▶ **Your instructions**:
Quote the full listing word for word.
==============================
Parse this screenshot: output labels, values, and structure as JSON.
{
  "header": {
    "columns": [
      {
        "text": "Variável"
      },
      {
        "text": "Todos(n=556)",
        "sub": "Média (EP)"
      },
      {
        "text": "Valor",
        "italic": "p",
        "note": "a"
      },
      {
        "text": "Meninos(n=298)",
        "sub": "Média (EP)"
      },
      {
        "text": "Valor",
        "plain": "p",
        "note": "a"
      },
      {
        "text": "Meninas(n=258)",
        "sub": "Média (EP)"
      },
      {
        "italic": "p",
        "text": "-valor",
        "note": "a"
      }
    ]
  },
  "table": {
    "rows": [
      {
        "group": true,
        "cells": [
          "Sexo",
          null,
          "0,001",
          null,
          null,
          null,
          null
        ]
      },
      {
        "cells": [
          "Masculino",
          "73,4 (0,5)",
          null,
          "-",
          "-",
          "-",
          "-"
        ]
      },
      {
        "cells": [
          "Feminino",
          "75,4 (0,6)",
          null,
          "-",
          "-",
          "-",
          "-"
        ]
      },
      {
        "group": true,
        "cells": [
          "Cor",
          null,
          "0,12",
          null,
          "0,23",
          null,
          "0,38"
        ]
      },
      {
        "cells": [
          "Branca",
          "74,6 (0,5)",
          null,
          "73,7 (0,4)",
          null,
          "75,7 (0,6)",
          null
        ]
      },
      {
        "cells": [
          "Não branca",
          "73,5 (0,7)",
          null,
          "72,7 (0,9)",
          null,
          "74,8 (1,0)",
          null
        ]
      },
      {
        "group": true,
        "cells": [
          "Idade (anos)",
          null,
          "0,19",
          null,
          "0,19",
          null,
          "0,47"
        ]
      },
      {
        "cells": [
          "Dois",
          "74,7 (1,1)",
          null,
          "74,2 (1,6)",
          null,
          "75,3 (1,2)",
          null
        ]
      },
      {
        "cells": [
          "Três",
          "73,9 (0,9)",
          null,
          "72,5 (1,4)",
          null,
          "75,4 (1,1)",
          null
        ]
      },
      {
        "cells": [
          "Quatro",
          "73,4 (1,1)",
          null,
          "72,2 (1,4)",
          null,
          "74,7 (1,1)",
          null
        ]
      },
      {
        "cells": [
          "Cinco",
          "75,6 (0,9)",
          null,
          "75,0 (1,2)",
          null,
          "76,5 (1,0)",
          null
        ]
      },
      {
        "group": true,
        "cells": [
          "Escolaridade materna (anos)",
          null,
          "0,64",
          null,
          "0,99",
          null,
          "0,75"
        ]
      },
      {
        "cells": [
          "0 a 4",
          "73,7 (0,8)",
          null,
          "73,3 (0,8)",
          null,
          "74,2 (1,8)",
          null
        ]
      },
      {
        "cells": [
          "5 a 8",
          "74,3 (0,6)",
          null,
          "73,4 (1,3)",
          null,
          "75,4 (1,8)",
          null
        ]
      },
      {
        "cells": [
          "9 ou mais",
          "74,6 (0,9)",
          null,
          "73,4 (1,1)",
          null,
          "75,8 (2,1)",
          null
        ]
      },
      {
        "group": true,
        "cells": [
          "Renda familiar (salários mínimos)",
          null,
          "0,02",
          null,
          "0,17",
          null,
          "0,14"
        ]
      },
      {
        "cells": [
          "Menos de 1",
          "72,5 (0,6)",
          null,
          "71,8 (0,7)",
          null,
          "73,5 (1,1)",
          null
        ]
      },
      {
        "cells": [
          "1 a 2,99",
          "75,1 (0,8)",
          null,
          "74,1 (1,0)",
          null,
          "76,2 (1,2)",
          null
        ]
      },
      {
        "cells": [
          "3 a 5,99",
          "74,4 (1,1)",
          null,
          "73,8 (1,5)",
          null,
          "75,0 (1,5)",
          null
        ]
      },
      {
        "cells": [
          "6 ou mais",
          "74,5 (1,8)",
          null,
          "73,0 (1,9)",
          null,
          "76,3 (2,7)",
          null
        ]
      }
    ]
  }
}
==============================
▶ **Reply**:
Parse this screenshot: output labels, values, and structure as JSON.
{
  "header": {
    "columns": [
      {
        "text": "Variável"
      },
      {
        "text": "Todos(n=556)",
        "sub": "Média (EP)"
      },
      {
        "text": "Valor",
        "italic": "p",
        "note": "a"
      },
      {
        "text": "Meninos(n=298)",
        "sub": "Média (EP)"
      },
      {
        "text": "Valor",
        "plain": "p",
        "note": "a"
      },
      {
        "text": "Meninas(n=258)",
        "sub": "Média (EP)"
      },
      {
        "italic": "p",
        "text": "-valor",
        "note": "a"
      }
    ]
  },
  "table": {
    "rows": [
      {
        "group": true,
        "cells": [
          "Sexo",
          null,
          "0,001",
          null,
          null,
          null,
          null
        ]
      },
      {
        "cells": [
          "Masculino",
          "73,4 (0,5)",
          null,
          "-",
          "-",
          "-",
          "-"
        ]
      },
      {
        "cells": [
          "Feminino",
          "75,4 (0,6)",
          null,
          "-",
          "-",
          "-",
          "-"
        ]
      },
      {
        "group": true,
        "cells": [
          "Cor",
          null,
          "0,12",
          null,
          "0,23",
          null,
          "0,38"
        ]
      },
      {
        "cells": [
          "Branca",
          "74,6 (0,5)",
          null,
          "73,7 (0,4)",
          null,
          "75,7 (0,6)",
          null
        ]
      },
      {
        "cells": [
          "Não branca",
          "73,5 (0,7)",
          null,
          "72,7 (0,9)",
          null,
          "74,8 (1,0)",
          null
        ]
      },
      {
        "group": true,
        "cells": [
          "Idade (anos)",
          null,
          "0,19",
          null,
          "0,19",
          null,
          "0,47"
        ]
      },
      {
        "cells": [
          "Dois",
          "74,7 (1,1)",
          null,
          "74,2 (1,6)",
          null,
          "75,3 (1,2)",
          null
        ]
      },
      {
        "cells": [
          "Três",
          "73,9 (0,9)",
          null,
          "72,5 (1,4)",
          null,
          "75,4 (1,1)",
          null
        ]
      },
      {
        "cells": [
          "Quatro",
          "73,4 (1,1)",
          null,
          "72,2 (1,4)",
          null,
          "74,7 (1,1)",
          null
        ]
      },
      {
        "cells": [
          "Cinco",
          "75,6 (0,9)",
          null,
          "75,0 (1,2)",
          null,
          "76,5 (1,0)",
          null
        ]
      },
      {
        "group": true,
        "cells": [
          "Escolaridade materna (anos)",
          null,
          "0,64",
          null,
          "0,99",
          null,
          "0,75"
        ]
      },
      {
        "cells": [
          "0 a 4",
          "73,7 (0,8)",
          null,
          "73,3 (0,8)",
          null,
          "74,2 (1,8)",
          null
        ]
      },
      {
        "cells": [
          "5 a 8",
          "74,3 (0,6)",
          null,
          "73,4 (1,3)",
          null,
          "75,4 (1,8)",
          null
        ]
      },
      {
        "cells": [
          "9 ou mais",
          "74,6 (0,9)",
          null,
          "73,4 (1,1)",
          null,
          "75,8 (2,1)",
          null
        ]
      },
      {
        "group": true,
        "cells": [
          "Renda familiar (salários mínimos)",
          null,
          "0,02",
          null,
          "0,17",
          null,
          "0,14"
        ]
      },
      {
        "cells": [
          "Menos de 1",
          "72,5 (0,6)",
          null,
          "71,8 (0,7)",
          null,
          "73,5 (1,1)",
          null
        ]
      },
      {
        "cells": [
          "1 a 2,99",
          "75,1 (0,8)",
          null,
          "74,1 (1,0)",
          null,
          "76,2 (1,2)",
          null
        ]
      },
      {
        "cells": [
          "3 a 5,99",
          "74,4 (1,1)",
          null,
          "73,8 (1,5)",
          null,
          "75,0 (1,5)",
          null
        ]
      },
      {
        "cells": [
          "6 ou mais",
          "74,5 (1,8)",
          null,
          "73,0 (1,9)",
          null,
          "76,3 (2,7)",
          null
        ]
      }
    ]
  }
}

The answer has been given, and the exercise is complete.